Of the lines in the listing, how many include the string "LBMA"? Write the number and nothing else.

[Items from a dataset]
....
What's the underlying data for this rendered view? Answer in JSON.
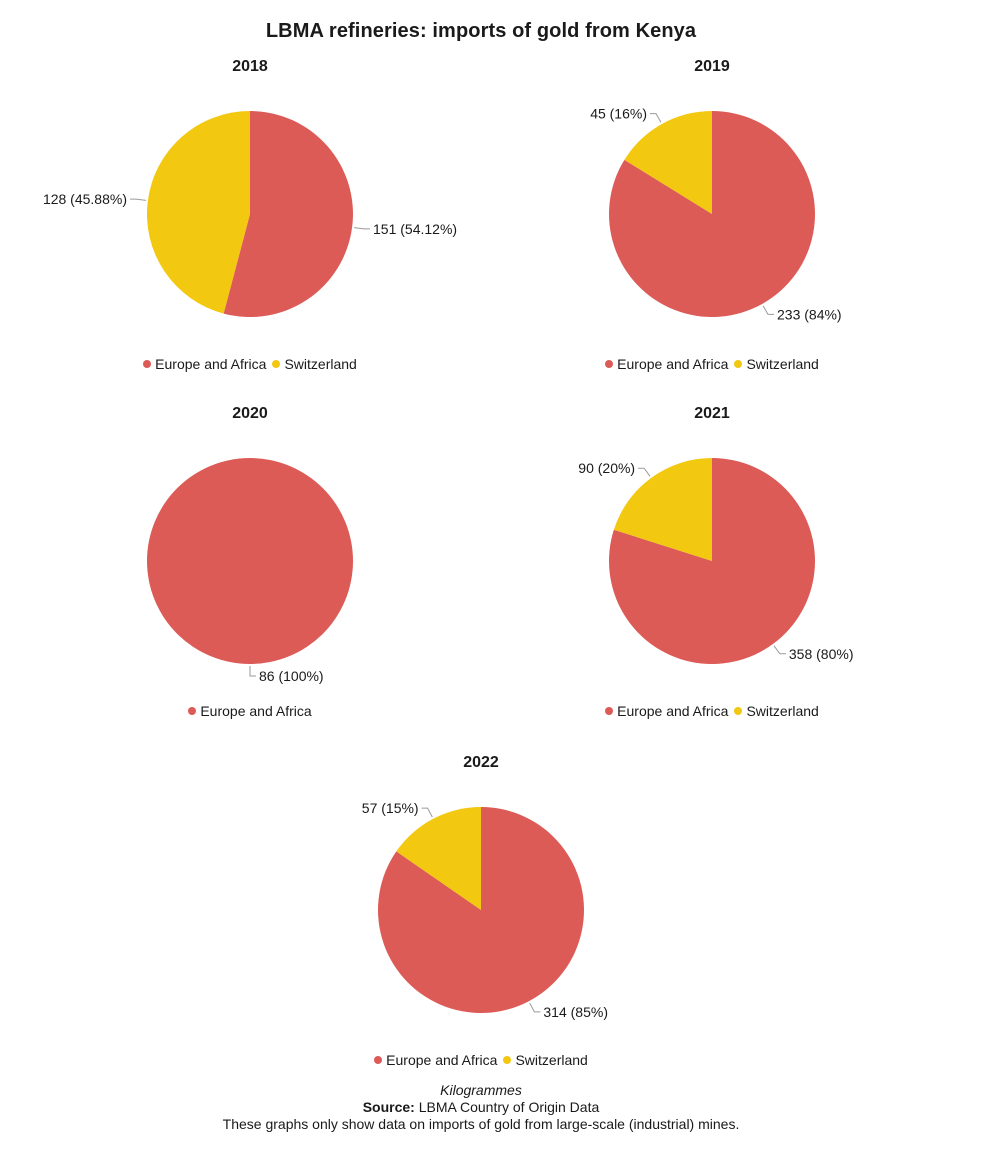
{
  "title": "LBMA refineries: imports of gold from Kenya",
  "colors": {
    "Europe and Africa": "#dc5b57",
    "Switzerland": "#f2c811",
    "leader_line": "#9a9a9a"
  },
  "chart_data": [
    {
      "type": "pie",
      "title": "2018",
      "slices": [
        {
          "name": "Europe and Africa",
          "value": 151,
          "percent": 54.12,
          "label": "151 (54.12%)"
        },
        {
          "name": "Switzerland",
          "value": 128,
          "percent": 45.88,
          "label": "128 (45.88%)"
        }
      ],
      "legend": [
        "Europe and Africa",
        "Switzerland"
      ]
    },
    {
      "type": "pie",
      "title": "2019",
      "slices": [
        {
          "name": "Europe and Africa",
          "value": 233,
          "percent": 84,
          "label": "233 (84%)"
        },
        {
          "name": "Switzerland",
          "value": 45,
          "percent": 16,
          "label": "45 (16%)"
        }
      ],
      "legend": [
        "Europe and Africa",
        "Switzerland"
      ]
    },
    {
      "type": "pie",
      "title": "2020",
      "slices": [
        {
          "name": "Europe and Africa",
          "value": 86,
          "percent": 100,
          "label": "86 (100%)"
        }
      ],
      "legend": [
        "Europe and Africa"
      ]
    },
    {
      "type": "pie",
      "title": "2021",
      "slices": [
        {
          "name": "Europe and Africa",
          "value": 358,
          "percent": 80,
          "label": "358 (80%)"
        },
        {
          "name": "Switzerland",
          "value": 90,
          "percent": 20,
          "label": "90 (20%)"
        }
      ],
      "legend": [
        "Europe and Africa",
        "Switzerland"
      ]
    },
    {
      "type": "pie",
      "title": "2022",
      "slices": [
        {
          "name": "Europe and Africa",
          "value": 314,
          "percent": 85,
          "label": "314 (85%)"
        },
        {
          "name": "Switzerland",
          "value": 57,
          "percent": 15,
          "label": "57 (15%)"
        }
      ],
      "legend": [
        "Europe and Africa",
        "Switzerland"
      ]
    }
  ],
  "footer": {
    "units": "Kilogrammes",
    "source_label": "Source:",
    "source_text": " LBMA Country of Origin Data",
    "note": "These graphs only show data on imports of gold from large-scale (industrial) mines."
  }
}
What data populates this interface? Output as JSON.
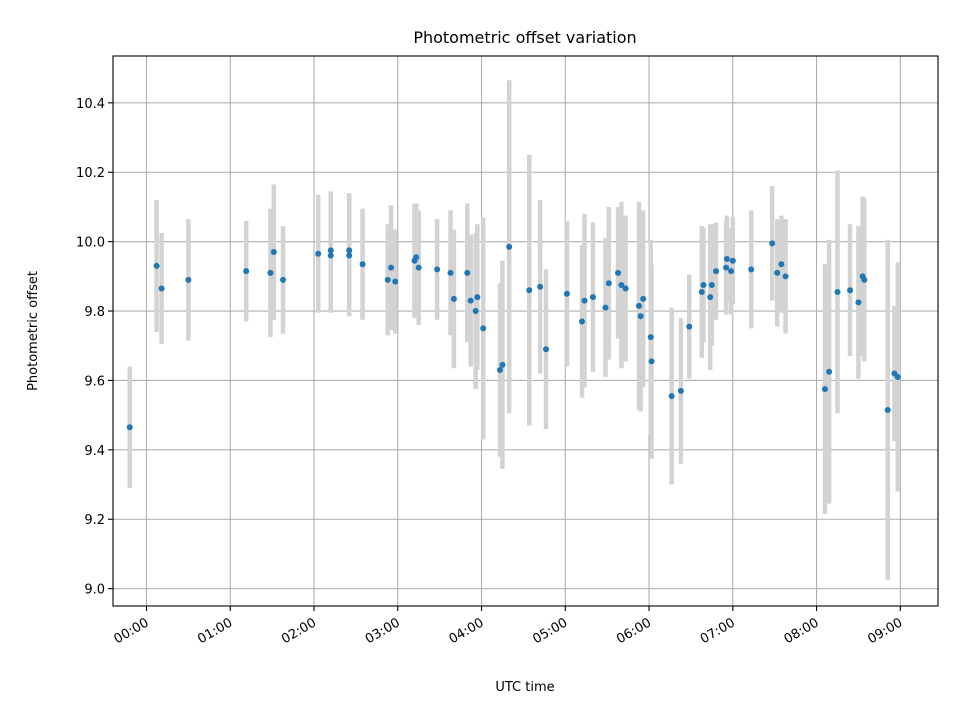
{
  "chart_data": {
    "type": "scatter",
    "title": "Photometric offset variation",
    "xlabel": "UTC time",
    "ylabel": "Photometric offset",
    "x_tick_labels": [
      "00:00",
      "01:00",
      "02:00",
      "03:00",
      "04:00",
      "05:00",
      "06:00",
      "07:00",
      "08:00",
      "09:00"
    ],
    "x_tick_hours": [
      0,
      1,
      2,
      3,
      4,
      5,
      6,
      7,
      8,
      9
    ],
    "y_ticks": [
      9.0,
      9.2,
      9.4,
      9.6,
      9.8,
      10.0,
      10.2,
      10.4
    ],
    "xlim_hours": [
      -0.4,
      9.45
    ],
    "ylim": [
      8.95,
      10.535
    ],
    "grid": true,
    "colors": {
      "point": "#1f77b4",
      "errorbar": "#d3d3d3",
      "grid": "#b0b0b0"
    },
    "x_hours": [
      -0.2,
      0.12,
      0.18,
      0.5,
      1.19,
      1.48,
      1.52,
      1.63,
      2.05,
      2.2,
      2.2,
      2.42,
      2.42,
      2.58,
      2.88,
      2.92,
      2.97,
      3.2,
      3.22,
      3.25,
      3.47,
      3.63,
      3.67,
      3.83,
      3.87,
      3.93,
      3.95,
      4.02,
      4.22,
      4.25,
      4.33,
      4.57,
      4.7,
      4.77,
      5.02,
      5.2,
      5.23,
      5.33,
      5.48,
      5.52,
      5.63,
      5.67,
      5.72,
      5.88,
      5.9,
      5.93,
      6.02,
      6.03,
      6.27,
      6.38,
      6.48,
      6.63,
      6.65,
      6.73,
      6.75,
      6.8,
      6.92,
      6.93,
      6.98,
      7.0,
      7.22,
      7.47,
      7.53,
      7.58,
      7.63,
      8.1,
      8.15,
      8.25,
      8.4,
      8.5,
      8.55,
      8.57,
      8.85,
      8.93,
      8.97
    ],
    "y_values": [
      9.465,
      9.93,
      9.865,
      9.89,
      9.915,
      9.91,
      9.97,
      9.89,
      9.965,
      9.975,
      9.96,
      9.975,
      9.96,
      9.935,
      9.89,
      9.925,
      9.885,
      9.945,
      9.955,
      9.925,
      9.92,
      9.91,
      9.835,
      9.91,
      9.83,
      9.8,
      9.84,
      9.75,
      9.63,
      9.645,
      9.985,
      9.86,
      9.87,
      9.69,
      9.85,
      9.77,
      9.83,
      9.84,
      9.81,
      9.88,
      9.91,
      9.875,
      9.865,
      9.815,
      9.785,
      9.835,
      9.725,
      9.655,
      9.555,
      9.57,
      9.755,
      9.855,
      9.875,
      9.84,
      9.875,
      9.915,
      9.925,
      9.95,
      9.915,
      9.945,
      9.92,
      9.995,
      9.91,
      9.935,
      9.9,
      9.575,
      9.625,
      9.855,
      9.86,
      9.825,
      9.9,
      9.89,
      9.515,
      9.62,
      9.61
    ],
    "y_errors": [
      0.175,
      0.19,
      0.16,
      0.175,
      0.145,
      0.185,
      0.195,
      0.155,
      0.17,
      0.17,
      0.165,
      0.165,
      0.175,
      0.16,
      0.16,
      0.18,
      0.15,
      0.165,
      0.155,
      0.165,
      0.145,
      0.18,
      0.2,
      0.2,
      0.19,
      0.225,
      0.21,
      0.32,
      0.25,
      0.3,
      0.48,
      0.39,
      0.25,
      0.23,
      0.21,
      0.22,
      0.25,
      0.215,
      0.2,
      0.22,
      0.19,
      0.24,
      0.21,
      0.3,
      0.275,
      0.255,
      0.28,
      0.28,
      0.255,
      0.21,
      0.15,
      0.19,
      0.165,
      0.21,
      0.175,
      0.14,
      0.135,
      0.125,
      0.125,
      0.125,
      0.17,
      0.165,
      0.155,
      0.14,
      0.165,
      0.36,
      0.38,
      0.35,
      0.19,
      0.22,
      0.23,
      0.235,
      0.49,
      0.195,
      0.33
    ]
  }
}
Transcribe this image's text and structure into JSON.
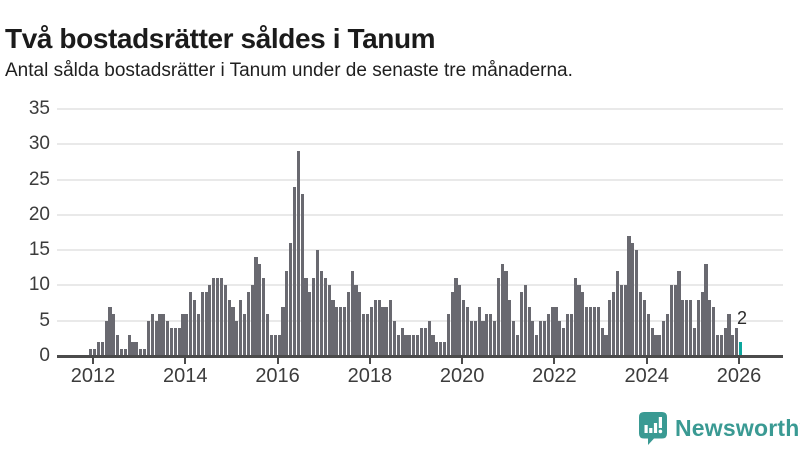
{
  "title": "Två bostadsrätter såldes i Tanum",
  "subtitle": "Antal sålda bostadsrätter i Tanum under de senaste tre månaderna.",
  "annotation_label": "2",
  "branding": {
    "name": "Newsworthy",
    "icon": "newsworthy-speech-bubble-bar-chart-icon",
    "color": "#3a9a93"
  },
  "colors": {
    "background": "#ffffff",
    "bar": "#696970",
    "highlight": "#0ca69d",
    "grid": "#e9e9e9",
    "axis": "#4b4b4b",
    "axis_text": "#3c3c3c",
    "title_text": "#1b1b1b"
  },
  "chart_data": {
    "type": "bar",
    "title": "Två bostadsrätter såldes i Tanum",
    "subtitle": "Antal sålda bostadsrätter i Tanum under de senaste tre månaderna.",
    "xlabel": "",
    "ylabel": "",
    "ylim": [
      0,
      35
    ],
    "y_ticks": [
      0,
      5,
      10,
      15,
      20,
      25,
      30,
      35
    ],
    "x_tick_labels": [
      "2012",
      "2014",
      "2016",
      "2018",
      "2020",
      "2022",
      "2024",
      "2026"
    ],
    "grid": "horizontal",
    "legend": "none",
    "start_month": "2011-12",
    "end_month": "2026-01",
    "values": [
      1,
      1,
      2,
      2,
      5,
      7,
      6,
      3,
      1,
      1,
      3,
      2,
      2,
      1,
      1,
      5,
      6,
      5,
      6,
      6,
      5,
      4,
      4,
      4,
      6,
      6,
      9,
      8,
      6,
      9,
      9,
      10,
      11,
      11,
      11,
      10,
      8,
      7,
      5,
      8,
      6,
      9,
      10,
      14,
      13,
      11,
      6,
      3,
      3,
      3,
      7,
      12,
      16,
      24,
      29,
      23,
      11,
      9,
      11,
      15,
      12,
      11,
      10,
      8,
      7,
      7,
      7,
      9,
      12,
      10,
      9,
      6,
      6,
      7,
      8,
      8,
      7,
      7,
      8,
      5,
      3,
      4,
      3,
      3,
      3,
      3,
      4,
      4,
      5,
      3,
      2,
      2,
      2,
      6,
      9,
      11,
      10,
      8,
      7,
      5,
      5,
      7,
      5,
      6,
      6,
      5,
      11,
      13,
      12,
      8,
      5,
      3,
      9,
      10,
      7,
      5,
      3,
      5,
      5,
      6,
      7,
      7,
      5,
      4,
      6,
      6,
      11,
      10,
      9,
      7,
      7,
      7,
      7,
      4,
      3,
      8,
      9,
      12,
      10,
      10,
      17,
      16,
      15,
      9,
      8,
      6,
      4,
      3,
      3,
      5,
      6,
      10,
      10,
      12,
      8,
      8,
      8,
      4,
      8,
      9,
      13,
      8,
      7,
      3,
      3,
      4,
      6,
      3,
      4,
      2
    ],
    "highlight": {
      "index": 169,
      "value": 2,
      "label": "2"
    }
  }
}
....
- SOLUTION TO THIS TASK -
2